▸ Exercise task
Rewrite the records with "diagram" changed to "figure", keeping everything else identical. Omit the pictures from your answer.

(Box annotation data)
_ _ _ _ _

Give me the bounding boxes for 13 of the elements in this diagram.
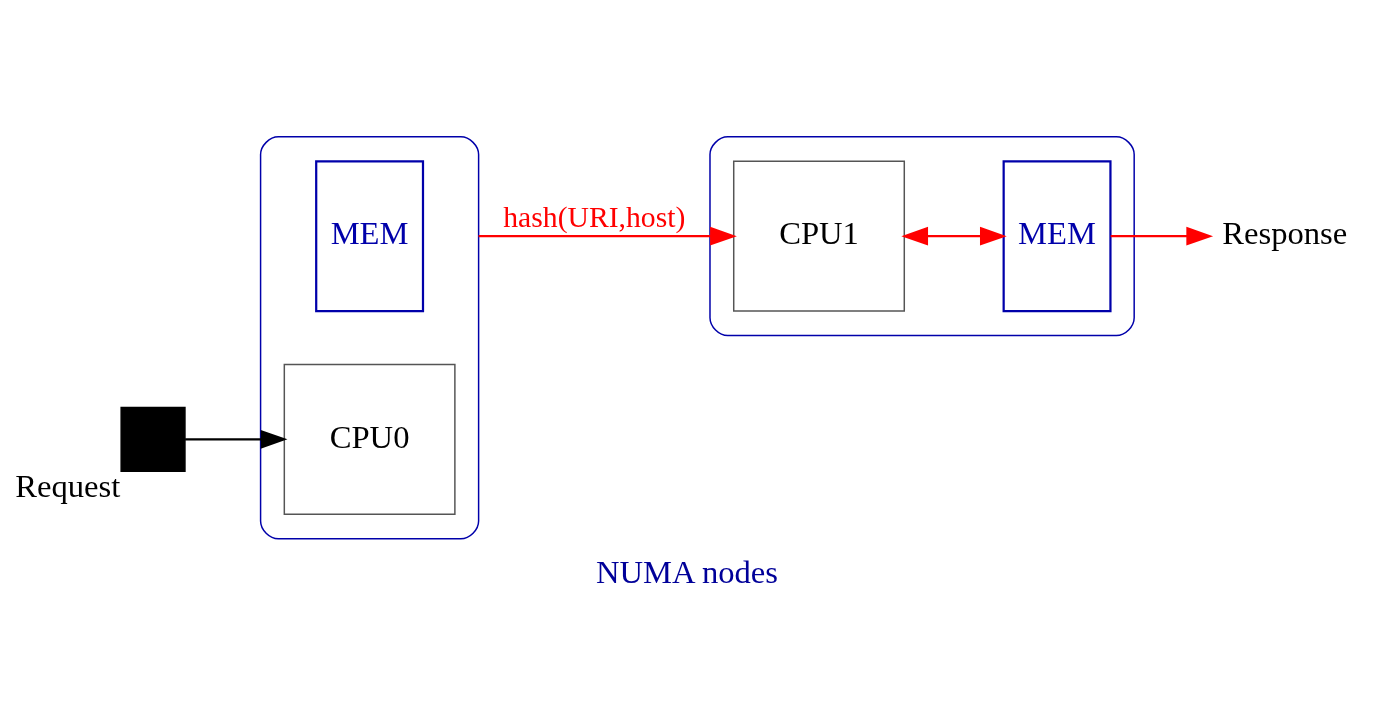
arrow [478,226,737,246]
node-label: Request [15,467,121,504]
arrow [1110,226,1214,246]
node-text: Response [1222,214,1348,251]
node-box: CPU1 [733,160,906,312]
node-box: MEM [315,159,425,312]
edge-label: hash(URI,host) [503,200,686,233]
node-box [120,406,186,472]
arrow [185,429,288,449]
node-box: MEM [1002,159,1112,312]
caption: NUMA nodes [595,553,779,590]
node-box: CPU0 [283,363,456,515]
arrow [901,226,1007,246]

_ _ _ _ _

▸ Solution for this problem
Give me the bounding boxes for 13 of the elements in this figure.
arrow [478,226,737,246]
node-label: Request [15,467,121,504]
arrow [1110,226,1214,246]
node-text: Response [1222,214,1348,251]
node-box: CPU1 [733,160,906,312]
node-box: MEM [315,159,425,312]
edge-label: hash(URI,host) [503,200,686,233]
node-box [120,406,186,472]
arrow [185,429,288,449]
node-box: MEM [1002,159,1112,312]
caption: NUMA nodes [595,553,779,590]
node-box: CPU0 [283,363,456,515]
arrow [901,226,1007,246]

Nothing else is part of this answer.